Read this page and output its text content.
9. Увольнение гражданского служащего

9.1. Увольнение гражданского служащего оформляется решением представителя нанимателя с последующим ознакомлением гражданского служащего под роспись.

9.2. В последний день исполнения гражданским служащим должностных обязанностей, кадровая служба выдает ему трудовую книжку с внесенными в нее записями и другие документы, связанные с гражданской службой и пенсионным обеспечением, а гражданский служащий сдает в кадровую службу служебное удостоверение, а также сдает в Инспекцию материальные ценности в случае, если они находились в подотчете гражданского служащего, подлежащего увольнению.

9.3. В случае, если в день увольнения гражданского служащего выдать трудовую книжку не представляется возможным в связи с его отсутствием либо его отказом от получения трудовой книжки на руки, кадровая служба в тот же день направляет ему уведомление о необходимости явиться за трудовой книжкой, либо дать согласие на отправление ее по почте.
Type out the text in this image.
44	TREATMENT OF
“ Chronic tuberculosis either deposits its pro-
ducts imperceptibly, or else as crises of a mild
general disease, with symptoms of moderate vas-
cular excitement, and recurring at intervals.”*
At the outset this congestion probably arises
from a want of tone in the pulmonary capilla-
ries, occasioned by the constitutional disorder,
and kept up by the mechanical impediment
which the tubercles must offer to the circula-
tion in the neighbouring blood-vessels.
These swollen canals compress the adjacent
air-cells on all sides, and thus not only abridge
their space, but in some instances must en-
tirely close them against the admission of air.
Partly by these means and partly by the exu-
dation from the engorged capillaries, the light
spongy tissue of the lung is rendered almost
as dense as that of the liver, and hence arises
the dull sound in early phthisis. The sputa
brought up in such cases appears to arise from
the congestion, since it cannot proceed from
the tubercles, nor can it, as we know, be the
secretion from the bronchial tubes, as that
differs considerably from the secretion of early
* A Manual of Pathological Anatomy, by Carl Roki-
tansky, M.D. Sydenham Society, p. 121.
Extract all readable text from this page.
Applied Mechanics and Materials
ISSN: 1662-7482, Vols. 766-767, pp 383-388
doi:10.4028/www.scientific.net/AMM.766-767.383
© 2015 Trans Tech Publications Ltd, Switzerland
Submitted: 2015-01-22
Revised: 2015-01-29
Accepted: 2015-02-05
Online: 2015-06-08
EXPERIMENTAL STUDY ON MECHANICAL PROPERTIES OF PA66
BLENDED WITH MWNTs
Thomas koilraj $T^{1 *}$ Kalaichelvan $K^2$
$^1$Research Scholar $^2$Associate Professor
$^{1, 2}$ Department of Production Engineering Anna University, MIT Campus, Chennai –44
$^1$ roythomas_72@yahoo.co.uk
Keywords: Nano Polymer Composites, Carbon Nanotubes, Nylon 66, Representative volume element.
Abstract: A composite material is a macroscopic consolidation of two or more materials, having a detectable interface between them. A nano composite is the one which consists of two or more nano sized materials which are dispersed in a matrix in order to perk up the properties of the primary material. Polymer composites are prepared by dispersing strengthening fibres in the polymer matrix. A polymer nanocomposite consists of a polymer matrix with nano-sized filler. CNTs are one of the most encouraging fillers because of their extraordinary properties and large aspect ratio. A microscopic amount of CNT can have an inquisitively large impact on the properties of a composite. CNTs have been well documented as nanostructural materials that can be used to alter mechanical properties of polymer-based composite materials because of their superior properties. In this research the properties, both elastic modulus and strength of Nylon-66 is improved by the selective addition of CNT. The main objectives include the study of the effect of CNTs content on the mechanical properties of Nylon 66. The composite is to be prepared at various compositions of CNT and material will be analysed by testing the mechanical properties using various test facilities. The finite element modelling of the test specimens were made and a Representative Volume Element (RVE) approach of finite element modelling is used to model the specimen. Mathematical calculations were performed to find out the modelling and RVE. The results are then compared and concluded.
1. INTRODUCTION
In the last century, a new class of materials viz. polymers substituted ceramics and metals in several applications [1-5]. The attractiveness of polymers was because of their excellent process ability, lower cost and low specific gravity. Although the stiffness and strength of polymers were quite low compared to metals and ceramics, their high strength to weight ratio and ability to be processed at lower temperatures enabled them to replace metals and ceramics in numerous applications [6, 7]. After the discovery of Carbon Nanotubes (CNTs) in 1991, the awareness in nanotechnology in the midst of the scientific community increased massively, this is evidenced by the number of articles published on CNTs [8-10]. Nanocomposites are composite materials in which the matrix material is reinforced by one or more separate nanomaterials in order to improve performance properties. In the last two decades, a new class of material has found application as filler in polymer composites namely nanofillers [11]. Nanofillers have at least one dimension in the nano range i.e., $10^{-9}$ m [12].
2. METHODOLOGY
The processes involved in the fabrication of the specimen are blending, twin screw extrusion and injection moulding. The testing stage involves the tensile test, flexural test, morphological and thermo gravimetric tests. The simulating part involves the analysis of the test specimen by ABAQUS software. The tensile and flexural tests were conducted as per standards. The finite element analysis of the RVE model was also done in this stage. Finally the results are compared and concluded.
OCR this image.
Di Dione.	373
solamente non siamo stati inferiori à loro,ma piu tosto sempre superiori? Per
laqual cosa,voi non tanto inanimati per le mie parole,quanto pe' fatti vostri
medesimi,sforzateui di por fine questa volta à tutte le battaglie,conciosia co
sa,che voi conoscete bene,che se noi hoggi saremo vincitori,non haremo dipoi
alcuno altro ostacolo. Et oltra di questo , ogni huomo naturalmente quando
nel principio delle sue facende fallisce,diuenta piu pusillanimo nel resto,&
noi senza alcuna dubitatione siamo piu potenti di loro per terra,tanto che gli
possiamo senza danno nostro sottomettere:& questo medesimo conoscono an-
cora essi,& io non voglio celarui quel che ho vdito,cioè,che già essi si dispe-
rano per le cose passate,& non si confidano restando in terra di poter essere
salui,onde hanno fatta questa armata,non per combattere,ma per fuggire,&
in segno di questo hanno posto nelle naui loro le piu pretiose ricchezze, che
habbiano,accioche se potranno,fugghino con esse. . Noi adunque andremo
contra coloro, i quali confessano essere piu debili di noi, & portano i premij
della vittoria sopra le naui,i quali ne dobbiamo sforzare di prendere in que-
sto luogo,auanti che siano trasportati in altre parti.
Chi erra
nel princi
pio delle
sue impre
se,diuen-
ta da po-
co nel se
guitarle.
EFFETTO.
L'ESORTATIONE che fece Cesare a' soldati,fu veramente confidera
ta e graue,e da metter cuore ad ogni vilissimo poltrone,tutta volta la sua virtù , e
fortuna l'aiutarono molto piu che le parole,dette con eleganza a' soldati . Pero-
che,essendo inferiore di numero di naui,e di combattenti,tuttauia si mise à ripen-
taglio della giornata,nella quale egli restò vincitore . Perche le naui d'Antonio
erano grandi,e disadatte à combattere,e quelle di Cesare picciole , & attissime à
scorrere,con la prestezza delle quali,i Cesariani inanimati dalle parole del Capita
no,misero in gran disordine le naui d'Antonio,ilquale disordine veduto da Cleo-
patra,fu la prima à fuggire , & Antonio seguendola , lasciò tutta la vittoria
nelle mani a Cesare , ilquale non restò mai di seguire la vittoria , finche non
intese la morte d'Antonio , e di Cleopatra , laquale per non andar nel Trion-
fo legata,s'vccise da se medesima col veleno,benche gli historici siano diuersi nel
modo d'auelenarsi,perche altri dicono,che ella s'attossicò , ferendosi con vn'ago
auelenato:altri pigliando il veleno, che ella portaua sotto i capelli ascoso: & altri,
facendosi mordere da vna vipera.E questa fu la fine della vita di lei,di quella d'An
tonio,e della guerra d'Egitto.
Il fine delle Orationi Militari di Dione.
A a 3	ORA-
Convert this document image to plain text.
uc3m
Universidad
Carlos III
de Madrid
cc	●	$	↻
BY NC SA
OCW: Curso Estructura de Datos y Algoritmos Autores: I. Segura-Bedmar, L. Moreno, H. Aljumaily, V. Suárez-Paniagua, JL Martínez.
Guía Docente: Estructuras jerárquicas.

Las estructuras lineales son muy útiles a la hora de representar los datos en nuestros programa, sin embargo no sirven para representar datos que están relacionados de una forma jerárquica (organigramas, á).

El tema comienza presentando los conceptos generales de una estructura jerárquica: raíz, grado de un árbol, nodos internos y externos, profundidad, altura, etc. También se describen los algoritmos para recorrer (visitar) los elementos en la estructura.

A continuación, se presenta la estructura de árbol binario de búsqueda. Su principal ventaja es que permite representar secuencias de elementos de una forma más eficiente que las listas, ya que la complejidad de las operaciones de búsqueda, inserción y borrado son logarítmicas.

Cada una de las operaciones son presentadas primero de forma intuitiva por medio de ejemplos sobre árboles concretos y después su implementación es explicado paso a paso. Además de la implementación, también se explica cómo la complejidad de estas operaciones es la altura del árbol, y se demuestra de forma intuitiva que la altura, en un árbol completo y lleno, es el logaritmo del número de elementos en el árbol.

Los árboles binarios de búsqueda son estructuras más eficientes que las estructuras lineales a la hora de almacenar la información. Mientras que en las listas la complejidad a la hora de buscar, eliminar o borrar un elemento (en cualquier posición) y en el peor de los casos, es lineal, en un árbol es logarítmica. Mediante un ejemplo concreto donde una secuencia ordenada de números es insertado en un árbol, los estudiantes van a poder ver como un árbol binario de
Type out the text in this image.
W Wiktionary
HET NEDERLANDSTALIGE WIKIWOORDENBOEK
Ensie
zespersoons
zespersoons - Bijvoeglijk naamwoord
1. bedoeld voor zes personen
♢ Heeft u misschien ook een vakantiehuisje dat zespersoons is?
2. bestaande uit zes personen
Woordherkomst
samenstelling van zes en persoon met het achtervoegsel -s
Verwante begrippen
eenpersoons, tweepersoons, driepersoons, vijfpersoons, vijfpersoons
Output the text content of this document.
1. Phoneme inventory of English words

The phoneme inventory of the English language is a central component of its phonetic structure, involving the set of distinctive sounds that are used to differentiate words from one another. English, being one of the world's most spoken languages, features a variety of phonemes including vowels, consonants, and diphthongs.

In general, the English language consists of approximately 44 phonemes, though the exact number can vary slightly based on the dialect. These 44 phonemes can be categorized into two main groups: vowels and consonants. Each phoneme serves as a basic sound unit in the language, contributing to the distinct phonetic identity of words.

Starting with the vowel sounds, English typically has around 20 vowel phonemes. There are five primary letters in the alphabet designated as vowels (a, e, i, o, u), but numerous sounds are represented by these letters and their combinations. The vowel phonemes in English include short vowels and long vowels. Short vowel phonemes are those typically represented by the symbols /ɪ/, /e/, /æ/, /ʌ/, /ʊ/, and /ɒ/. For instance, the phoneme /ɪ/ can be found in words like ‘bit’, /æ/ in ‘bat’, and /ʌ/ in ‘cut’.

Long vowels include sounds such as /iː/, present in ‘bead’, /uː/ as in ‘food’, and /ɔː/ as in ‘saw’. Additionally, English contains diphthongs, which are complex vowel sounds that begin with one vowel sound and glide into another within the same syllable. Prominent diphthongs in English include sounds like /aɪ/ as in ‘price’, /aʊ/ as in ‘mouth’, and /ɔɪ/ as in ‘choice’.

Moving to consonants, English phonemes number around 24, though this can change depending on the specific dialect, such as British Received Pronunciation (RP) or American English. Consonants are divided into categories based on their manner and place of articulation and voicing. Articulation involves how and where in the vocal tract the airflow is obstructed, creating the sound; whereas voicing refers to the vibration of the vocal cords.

++++

> _Written problem_: Going through the data, tally the lines containing "senza" and report only the result.

> _Task answer_: 2